Stored items
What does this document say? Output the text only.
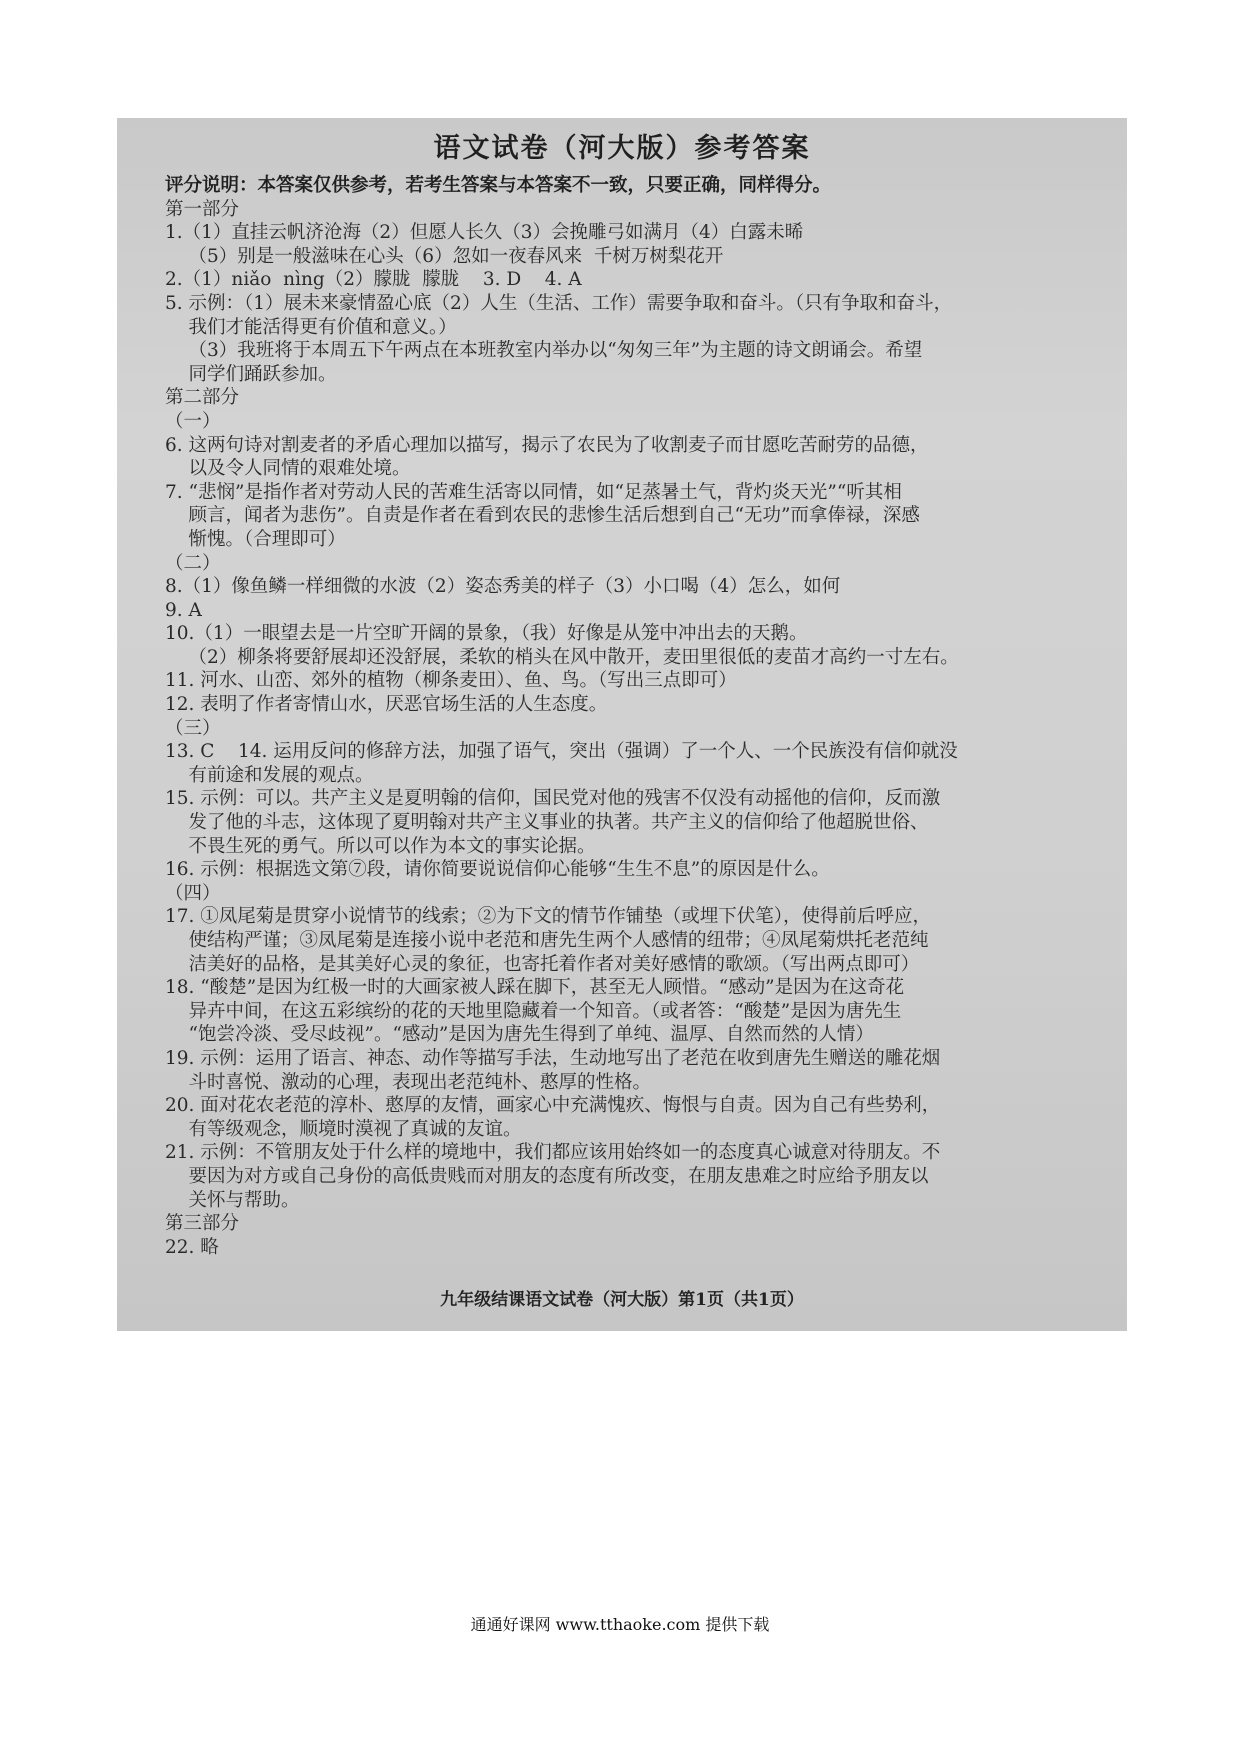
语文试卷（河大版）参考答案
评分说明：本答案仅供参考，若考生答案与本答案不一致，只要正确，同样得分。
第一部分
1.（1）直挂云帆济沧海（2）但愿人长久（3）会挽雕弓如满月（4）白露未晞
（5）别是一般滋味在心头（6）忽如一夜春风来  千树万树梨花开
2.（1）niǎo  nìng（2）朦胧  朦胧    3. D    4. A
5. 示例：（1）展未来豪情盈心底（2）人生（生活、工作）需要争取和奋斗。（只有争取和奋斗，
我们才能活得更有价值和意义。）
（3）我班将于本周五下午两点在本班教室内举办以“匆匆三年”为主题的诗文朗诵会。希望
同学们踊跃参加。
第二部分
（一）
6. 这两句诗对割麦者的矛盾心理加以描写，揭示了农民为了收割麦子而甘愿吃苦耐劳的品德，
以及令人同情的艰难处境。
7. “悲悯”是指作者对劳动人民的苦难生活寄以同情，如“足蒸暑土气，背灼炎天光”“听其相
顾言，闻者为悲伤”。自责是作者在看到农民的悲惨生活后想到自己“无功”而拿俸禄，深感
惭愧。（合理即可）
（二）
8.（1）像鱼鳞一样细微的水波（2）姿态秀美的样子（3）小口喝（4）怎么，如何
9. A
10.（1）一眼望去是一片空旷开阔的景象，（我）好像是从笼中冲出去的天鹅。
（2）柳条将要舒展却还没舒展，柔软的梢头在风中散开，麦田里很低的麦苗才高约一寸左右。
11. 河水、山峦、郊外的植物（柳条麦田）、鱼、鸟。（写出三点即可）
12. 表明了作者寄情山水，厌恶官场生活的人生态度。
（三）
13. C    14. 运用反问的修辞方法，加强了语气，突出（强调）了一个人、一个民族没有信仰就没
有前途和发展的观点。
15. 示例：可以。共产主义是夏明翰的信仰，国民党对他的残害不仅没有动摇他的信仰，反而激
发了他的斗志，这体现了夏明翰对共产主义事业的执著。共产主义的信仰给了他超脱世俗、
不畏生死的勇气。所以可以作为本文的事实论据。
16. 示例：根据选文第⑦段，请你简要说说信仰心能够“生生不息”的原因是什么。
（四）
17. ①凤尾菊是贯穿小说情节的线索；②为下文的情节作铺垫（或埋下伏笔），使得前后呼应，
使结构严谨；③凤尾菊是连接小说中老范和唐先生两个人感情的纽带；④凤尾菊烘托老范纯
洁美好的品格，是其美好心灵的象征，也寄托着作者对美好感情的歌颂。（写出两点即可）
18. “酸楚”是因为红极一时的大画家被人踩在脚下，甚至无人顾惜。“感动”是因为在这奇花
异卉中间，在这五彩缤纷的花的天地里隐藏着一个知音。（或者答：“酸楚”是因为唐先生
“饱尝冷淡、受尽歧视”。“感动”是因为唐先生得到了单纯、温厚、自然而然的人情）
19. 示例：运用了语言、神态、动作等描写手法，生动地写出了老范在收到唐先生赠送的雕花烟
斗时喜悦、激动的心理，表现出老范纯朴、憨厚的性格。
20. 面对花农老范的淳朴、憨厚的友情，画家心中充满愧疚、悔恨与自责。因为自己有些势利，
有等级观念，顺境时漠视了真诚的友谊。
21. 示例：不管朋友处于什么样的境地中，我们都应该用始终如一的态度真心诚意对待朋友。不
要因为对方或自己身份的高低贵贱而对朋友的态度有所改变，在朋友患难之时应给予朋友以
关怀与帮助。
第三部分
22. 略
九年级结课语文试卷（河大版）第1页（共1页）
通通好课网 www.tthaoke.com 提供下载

▶ [EXERCISE DETAILS]:
Omit every picture, then reproduce the rest of the listing exactly.

▶ [EXPECTED ANSWER]:
What does this document say? Output the text only.
语文试卷（河大版）参考答案
评分说明：本答案仅供参考，若考生答案与本答案不一致，只要正确，同样得分。
第一部分
1.（1）直挂云帆济沧海（2）但愿人长久（3）会挽雕弓如满月（4）白露未晞
（5）别是一般滋味在心头（6）忽如一夜春风来  千树万树梨花开
2.（1）niǎo  nìng（2）朦胧  朦胧    3. D    4. A
5. 示例：（1）展未来豪情盈心底（2）人生（生活、工作）需要争取和奋斗。（只有争取和奋斗，
我们才能活得更有价值和意义。）
（3）我班将于本周五下午两点在本班教室内举办以“匆匆三年”为主题的诗文朗诵会。希望
同学们踊跃参加。
第二部分
（一）
6. 这两句诗对割麦者的矛盾心理加以描写，揭示了农民为了收割麦子而甘愿吃苦耐劳的品德，
以及令人同情的艰难处境。
7. “悲悯”是指作者对劳动人民的苦难生活寄以同情，如“足蒸暑土气，背灼炎天光”“听其相
顾言，闻者为悲伤”。自责是作者在看到农民的悲惨生活后想到自己“无功”而拿俸禄，深感
惭愧。（合理即可）
（二）
8.（1）像鱼鳞一样细微的水波（2）姿态秀美的样子（3）小口喝（4）怎么，如何
9. A
10.（1）一眼望去是一片空旷开阔的景象，（我）好像是从笼中冲出去的天鹅。
（2）柳条将要舒展却还没舒展，柔软的梢头在风中散开，麦田里很低的麦苗才高约一寸左右。
11. 河水、山峦、郊外的植物（柳条麦田）、鱼、鸟。（写出三点即可）
12. 表明了作者寄情山水，厌恶官场生活的人生态度。
（三）
13. C    14. 运用反问的修辞方法，加强了语气，突出（强调）了一个人、一个民族没有信仰就没
有前途和发展的观点。
15. 示例：可以。共产主义是夏明翰的信仰，国民党对他的残害不仅没有动摇他的信仰，反而激
发了他的斗志，这体现了夏明翰对共产主义事业的执著。共产主义的信仰给了他超脱世俗、
不畏生死的勇气。所以可以作为本文的事实论据。
16. 示例：根据选文第⑦段，请你简要说说信仰心能够“生生不息”的原因是什么。
（四）
17. ①凤尾菊是贯穿小说情节的线索；②为下文的情节作铺垫（或埋下伏笔），使得前后呼应，
使结构严谨；③凤尾菊是连接小说中老范和唐先生两个人感情的纽带；④凤尾菊烘托老范纯
洁美好的品格，是其美好心灵的象征，也寄托着作者对美好感情的歌颂。（写出两点即可）
18. “酸楚”是因为红极一时的大画家被人踩在脚下，甚至无人顾惜。“感动”是因为在这奇花
异卉中间，在这五彩缤纷的花的天地里隐藏着一个知音。（或者答：“酸楚”是因为唐先生
“饱尝冷淡、受尽歧视”。“感动”是因为唐先生得到了单纯、温厚、自然而然的人情）
19. 示例：运用了语言、神态、动作等描写手法，生动地写出了老范在收到唐先生赠送的雕花烟
斗时喜悦、激动的心理，表现出老范纯朴、憨厚的性格。
20. 面对花农老范的淳朴、憨厚的友情，画家心中充满愧疚、悔恨与自责。因为自己有些势利，
有等级观念，顺境时漠视了真诚的友谊。
21. 示例：不管朋友处于什么样的境地中，我们都应该用始终如一的态度真心诚意对待朋友。不
要因为对方或自己身份的高低贵贱而对朋友的态度有所改变，在朋友患难之时应给予朋友以
关怀与帮助。
第三部分
22. 略
九年级结课语文试卷（河大版）第1页（共1页）
通通好课网 www.tthaoke.com 提供下载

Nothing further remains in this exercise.